| WRITTEN REQUEST |
Below are some records; reproduce every one of them exactly.

| EXERCISE DATA |
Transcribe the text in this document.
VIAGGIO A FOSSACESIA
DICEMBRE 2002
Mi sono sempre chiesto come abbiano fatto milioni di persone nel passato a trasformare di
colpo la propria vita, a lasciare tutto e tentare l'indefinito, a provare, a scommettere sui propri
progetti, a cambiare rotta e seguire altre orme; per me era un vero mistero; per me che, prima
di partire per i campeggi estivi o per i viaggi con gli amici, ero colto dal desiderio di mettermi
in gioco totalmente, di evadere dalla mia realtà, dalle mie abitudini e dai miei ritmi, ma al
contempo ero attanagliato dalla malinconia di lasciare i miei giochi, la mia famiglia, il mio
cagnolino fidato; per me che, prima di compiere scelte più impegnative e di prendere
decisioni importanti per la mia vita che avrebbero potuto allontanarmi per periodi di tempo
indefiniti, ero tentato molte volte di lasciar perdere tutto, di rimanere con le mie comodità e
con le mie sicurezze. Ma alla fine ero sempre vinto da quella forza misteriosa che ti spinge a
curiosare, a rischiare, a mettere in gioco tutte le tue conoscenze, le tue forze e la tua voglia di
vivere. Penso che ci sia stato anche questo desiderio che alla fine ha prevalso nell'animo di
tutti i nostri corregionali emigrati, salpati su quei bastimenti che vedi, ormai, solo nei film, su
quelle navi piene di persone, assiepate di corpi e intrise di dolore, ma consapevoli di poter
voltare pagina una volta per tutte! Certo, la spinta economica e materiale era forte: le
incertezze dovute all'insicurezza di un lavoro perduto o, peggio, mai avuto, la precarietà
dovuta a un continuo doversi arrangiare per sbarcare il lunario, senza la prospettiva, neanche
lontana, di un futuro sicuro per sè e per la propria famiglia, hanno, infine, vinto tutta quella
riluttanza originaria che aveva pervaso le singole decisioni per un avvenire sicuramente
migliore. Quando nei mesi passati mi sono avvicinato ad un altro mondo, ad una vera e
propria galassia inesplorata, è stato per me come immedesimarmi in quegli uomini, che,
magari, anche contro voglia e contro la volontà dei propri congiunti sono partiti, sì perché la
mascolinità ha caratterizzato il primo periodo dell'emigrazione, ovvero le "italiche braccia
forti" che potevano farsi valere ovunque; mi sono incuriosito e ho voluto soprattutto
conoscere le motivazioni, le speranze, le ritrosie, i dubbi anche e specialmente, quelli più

| WRITTEN REPLY |
Transcribe the text in this document.
VIAGGIO A FOSSACESIA
DICEMBRE 2002
Mi sono sempre chiesto come abbiano fatto milioni di persone nel passato a trasformare di
colpo la propria vita, a lasciare tutto e tentare l'indefinito, a provare, a scommettere sui propri
progetti, a cambiare rotta e seguire altre orme; per me era un vero mistero; per me che, prima
di partire per i campeggi estivi o per i viaggi con gli amici, ero colto dal desiderio di mettermi
in gioco totalmente, di evadere dalla mia realtà, dalle mie abitudini e dai miei ritmi, ma al
contempo ero attanagliato dalla malinconia di lasciare i miei giochi, la mia famiglia, il mio
cagnolino fidato; per me che, prima di compiere scelte più impegnative e di prendere
decisioni importanti per la mia vita che avrebbero potuto allontanarmi per periodi di tempo
indefiniti, ero tentato molte volte di lasciar perdere tutto, di rimanere con le mie comodità e
con le mie sicurezze. Ma alla fine ero sempre vinto da quella forza misteriosa che ti spinge a
curiosare, a rischiare, a mettere in gioco tutte le tue conoscenze, le tue forze e la tua voglia di
vivere. Penso che ci sia stato anche questo desiderio che alla fine ha prevalso nell'animo di
tutti i nostri corregionali emigrati, salpati su quei bastimenti che vedi, ormai, solo nei film, su
quelle navi piene di persone, assiepate di corpi e intrise di dolore, ma consapevoli di poter
voltare pagina una volta per tutte! Certo, la spinta economica e materiale era forte: le
incertezze dovute all'insicurezza di un lavoro perduto o, peggio, mai avuto, la precarietà
dovuta a un continuo doversi arrangiare per sbarcare il lunario, senza la prospettiva, neanche
lontana, di un futuro sicuro per sè e per la propria famiglia, hanno, infine, vinto tutta quella
riluttanza originaria che aveva pervaso le singole decisioni per un avvenire sicuramente
migliore. Quando nei mesi passati mi sono avvicinato ad un altro mondo, ad una vera e
propria galassia inesplorata, è stato per me come immedesimarmi in quegli uomini, che,
magari, anche contro voglia e contro la volontà dei propri congiunti sono partiti, sì perché la
mascolinità ha caratterizzato il primo periodo dell'emigrazione, ovvero le "italiche braccia
forti" che potevano farsi valere ovunque; mi sono incuriosito e ho voluto soprattutto
conoscere le motivazioni, le speranze, le ritrosie, i dubbi anche e specialmente, quelli più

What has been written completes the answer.